[Collected data]
— START —

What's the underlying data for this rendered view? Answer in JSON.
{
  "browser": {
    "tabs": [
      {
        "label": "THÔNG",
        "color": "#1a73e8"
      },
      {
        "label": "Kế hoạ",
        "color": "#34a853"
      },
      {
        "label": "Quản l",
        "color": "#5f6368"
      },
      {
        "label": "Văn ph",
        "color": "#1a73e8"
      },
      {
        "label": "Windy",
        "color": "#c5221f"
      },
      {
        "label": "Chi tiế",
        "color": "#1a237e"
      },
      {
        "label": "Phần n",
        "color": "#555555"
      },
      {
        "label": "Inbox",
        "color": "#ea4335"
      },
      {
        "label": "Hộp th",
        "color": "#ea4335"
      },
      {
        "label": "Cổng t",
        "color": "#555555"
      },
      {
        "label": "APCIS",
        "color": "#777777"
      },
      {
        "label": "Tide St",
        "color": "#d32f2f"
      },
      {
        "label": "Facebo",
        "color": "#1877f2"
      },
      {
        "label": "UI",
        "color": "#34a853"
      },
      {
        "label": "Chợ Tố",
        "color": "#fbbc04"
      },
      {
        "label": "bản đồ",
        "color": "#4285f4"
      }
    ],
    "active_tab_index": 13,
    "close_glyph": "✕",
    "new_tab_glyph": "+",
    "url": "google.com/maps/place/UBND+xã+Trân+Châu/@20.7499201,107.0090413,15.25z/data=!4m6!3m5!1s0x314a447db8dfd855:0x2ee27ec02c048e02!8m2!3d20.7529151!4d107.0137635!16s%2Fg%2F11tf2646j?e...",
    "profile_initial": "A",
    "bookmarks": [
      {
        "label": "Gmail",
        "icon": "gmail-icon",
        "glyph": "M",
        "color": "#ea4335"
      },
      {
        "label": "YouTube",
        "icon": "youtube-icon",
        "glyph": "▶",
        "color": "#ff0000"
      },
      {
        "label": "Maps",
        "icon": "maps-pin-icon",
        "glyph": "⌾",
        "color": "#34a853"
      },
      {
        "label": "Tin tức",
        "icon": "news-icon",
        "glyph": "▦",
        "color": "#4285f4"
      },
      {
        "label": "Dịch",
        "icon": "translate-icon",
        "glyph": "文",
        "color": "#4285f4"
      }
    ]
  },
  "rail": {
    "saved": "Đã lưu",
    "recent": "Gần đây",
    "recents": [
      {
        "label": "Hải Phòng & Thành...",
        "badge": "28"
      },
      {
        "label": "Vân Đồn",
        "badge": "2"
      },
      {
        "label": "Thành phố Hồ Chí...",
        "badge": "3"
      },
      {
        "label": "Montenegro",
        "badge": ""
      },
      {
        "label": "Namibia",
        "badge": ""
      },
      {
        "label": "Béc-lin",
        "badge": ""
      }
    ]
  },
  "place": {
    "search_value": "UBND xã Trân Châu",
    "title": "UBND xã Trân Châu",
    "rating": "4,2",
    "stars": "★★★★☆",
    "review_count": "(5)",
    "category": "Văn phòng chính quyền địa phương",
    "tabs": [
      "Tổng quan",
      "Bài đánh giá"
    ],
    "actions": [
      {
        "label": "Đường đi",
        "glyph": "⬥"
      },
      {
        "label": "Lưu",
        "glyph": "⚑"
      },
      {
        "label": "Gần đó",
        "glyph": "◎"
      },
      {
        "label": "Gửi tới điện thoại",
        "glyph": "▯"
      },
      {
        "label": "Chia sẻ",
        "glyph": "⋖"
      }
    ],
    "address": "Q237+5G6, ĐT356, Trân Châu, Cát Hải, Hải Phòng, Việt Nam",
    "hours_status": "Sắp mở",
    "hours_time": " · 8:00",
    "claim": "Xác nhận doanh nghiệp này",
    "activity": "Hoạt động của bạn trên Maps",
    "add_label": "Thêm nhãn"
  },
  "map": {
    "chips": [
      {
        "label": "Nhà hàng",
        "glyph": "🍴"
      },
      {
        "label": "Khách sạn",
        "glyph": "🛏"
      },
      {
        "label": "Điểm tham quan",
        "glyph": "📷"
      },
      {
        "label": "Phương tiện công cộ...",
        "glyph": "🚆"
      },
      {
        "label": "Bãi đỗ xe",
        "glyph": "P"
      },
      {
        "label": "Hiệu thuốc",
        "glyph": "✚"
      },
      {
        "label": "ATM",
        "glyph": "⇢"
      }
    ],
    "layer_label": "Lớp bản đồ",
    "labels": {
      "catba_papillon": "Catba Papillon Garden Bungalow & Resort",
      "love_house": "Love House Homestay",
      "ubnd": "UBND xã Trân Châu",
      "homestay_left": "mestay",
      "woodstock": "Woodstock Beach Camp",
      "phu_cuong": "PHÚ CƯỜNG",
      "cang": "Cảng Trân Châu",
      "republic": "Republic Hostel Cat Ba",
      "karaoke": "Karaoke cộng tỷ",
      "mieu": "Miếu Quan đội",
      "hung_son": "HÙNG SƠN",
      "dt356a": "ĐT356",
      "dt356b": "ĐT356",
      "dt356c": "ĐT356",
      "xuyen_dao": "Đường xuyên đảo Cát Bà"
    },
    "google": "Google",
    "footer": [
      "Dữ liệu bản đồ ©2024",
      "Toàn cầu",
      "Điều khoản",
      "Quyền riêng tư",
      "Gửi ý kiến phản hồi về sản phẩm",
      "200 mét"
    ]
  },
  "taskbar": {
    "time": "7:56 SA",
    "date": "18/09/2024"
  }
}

— END —

▶ _Task description_:
Make an exact copy of the records.

▶ _Answer to this exercise_:
What's the underlying data for this rendered view? Answer in JSON.
{
  "browser": {
    "tabs": [
      {
        "label": "THÔNG",
        "color": "#1a73e8"
      },
      {
        "label": "Kế hoạ",
        "color": "#34a853"
      },
      {
        "label": "Quản l",
        "color": "#5f6368"
      },
      {
        "label": "Văn ph",
        "color": "#1a73e8"
      },
      {
        "label": "Windy",
        "color": "#c5221f"
      },
      {
        "label": "Chi tiế",
        "color": "#1a237e"
      },
      {
        "label": "Phần n",
        "color": "#555555"
      },
      {
        "label": "Inbox",
        "color": "#ea4335"
      },
      {
        "label": "Hộp th",
        "color": "#ea4335"
      },
      {
        "label": "Cổng t",
        "color": "#555555"
      },
      {
        "label": "APCIS",
        "color": "#777777"
      },
      {
        "label": "Tide St",
        "color": "#d32f2f"
      },
      {
        "label": "Facebo",
        "color": "#1877f2"
      },
      {
        "label": "UI",
        "color": "#34a853"
      },
      {
        "label": "Chợ Tố",
        "color": "#fbbc04"
      },
      {
        "label": "bản đồ",
        "color": "#4285f4"
      }
    ],
    "active_tab_index": 13,
    "close_glyph": "✕",
    "new_tab_glyph": "+",
    "url": "google.com/maps/place/UBND+xã+Trân+Châu/@20.7499201,107.0090413,15.25z/data=!4m6!3m5!1s0x314a447db8dfd855:0x2ee27ec02c048e02!8m2!3d20.7529151!4d107.0137635!16s%2Fg%2F11tf2646j?e...",
    "profile_initial": "A",
    "bookmarks": [
      {
        "label": "Gmail",
        "icon": "gmail-icon",
        "glyph": "M",
        "color": "#ea4335"
      },
      {
        "label": "YouTube",
        "icon": "youtube-icon",
        "glyph": "▶",
        "color": "#ff0000"
      },
      {
        "label": "Maps",
        "icon": "maps-pin-icon",
        "glyph": "⌾",
        "color": "#34a853"
      },
      {
        "label": "Tin tức",
        "icon": "news-icon",
        "glyph": "▦",
        "color": "#4285f4"
      },
      {
        "label": "Dịch",
        "icon": "translate-icon",
        "glyph": "文",
        "color": "#4285f4"
      }
    ]
  },
  "rail": {
    "saved": "Đã lưu",
    "recent": "Gần đây",
    "recents": [
      {
        "label": "Hải Phòng & Thành...",
        "badge": "28"
      },
      {
        "label": "Vân Đồn",
        "badge": "2"
      },
      {
        "label": "Thành phố Hồ Chí...",
        "badge": "3"
      },
      {
        "label": "Montenegro",
        "badge": ""
      },
      {
        "label": "Namibia",
        "badge": ""
      },
      {
        "label": "Béc-lin",
        "badge": ""
      }
    ]
  },
  "place": {
    "search_value": "UBND xã Trân Châu",
    "title": "UBND xã Trân Châu",
    "rating": "4,2",
    "stars": "★★★★☆",
    "review_count": "(5)",
    "category": "Văn phòng chính quyền địa phương",
    "tabs": [
      "Tổng quan",
      "Bài đánh giá"
    ],
    "actions": [
      {
        "label": "Đường đi",
        "glyph": "⬥"
      },
      {
        "label": "Lưu",
        "glyph": "⚑"
      },
      {
        "label": "Gần đó",
        "glyph": "◎"
      },
      {
        "label": "Gửi tới điện thoại",
        "glyph": "▯"
      },
      {
        "label": "Chia sẻ",
        "glyph": "⋖"
      }
    ],
    "address": "Q237+5G6, ĐT356, Trân Châu, Cát Hải, Hải Phòng, Việt Nam",
    "hours_status": "Sắp mở",
    "hours_time": " · 8:00",
    "claim": "Xác nhận doanh nghiệp này",
    "activity": "Hoạt động của bạn trên Maps",
    "add_label": "Thêm nhãn"
  },
  "map": {
    "chips": [
      {
        "label": "Nhà hàng",
        "glyph": "🍴"
      },
      {
        "label": "Khách sạn",
        "glyph": "🛏"
      },
      {
        "label": "Điểm tham quan",
        "glyph": "📷"
      },
      {
        "label": "Phương tiện công cộ...",
        "glyph": "🚆"
      },
      {
        "label": "Bãi đỗ xe",
        "glyph": "P"
      },
      {
        "label": "Hiệu thuốc",
        "glyph": "✚"
      },
      {
        "label": "ATM",
        "glyph": "⇢"
      }
    ],
    "layer_label": "Lớp bản đồ",
    "labels": {
      "catba_papillon": "Catba Papillon Garden Bungalow & Resort",
      "love_house": "Love House Homestay",
      "ubnd": "UBND xã Trân Châu",
      "homestay_left": "mestay",
      "woodstock": "Woodstock Beach Camp",
      "phu_cuong": "PHÚ CƯỜNG",
      "cang": "Cảng Trân Châu",
      "republic": "Republic Hostel Cat Ba",
      "karaoke": "Karaoke cộng tỷ",
      "mieu": "Miếu Quan đội",
      "hung_son": "HÙNG SƠN",
      "dt356a": "ĐT356",
      "dt356b": "ĐT356",
      "dt356c": "ĐT356",
      "xuyen_dao": "Đường xuyên đảo Cát Bà"
    },
    "google": "Google",
    "footer": [
      "Dữ liệu bản đồ ©2024",
      "Toàn cầu",
      "Điều khoản",
      "Quyền riêng tư",
      "Gửi ý kiến phản hồi về sản phẩm",
      "200 mét"
    ]
  },
  "taskbar": {
    "time": "7:56 SA",
    "date": "18/09/2024"
  }
}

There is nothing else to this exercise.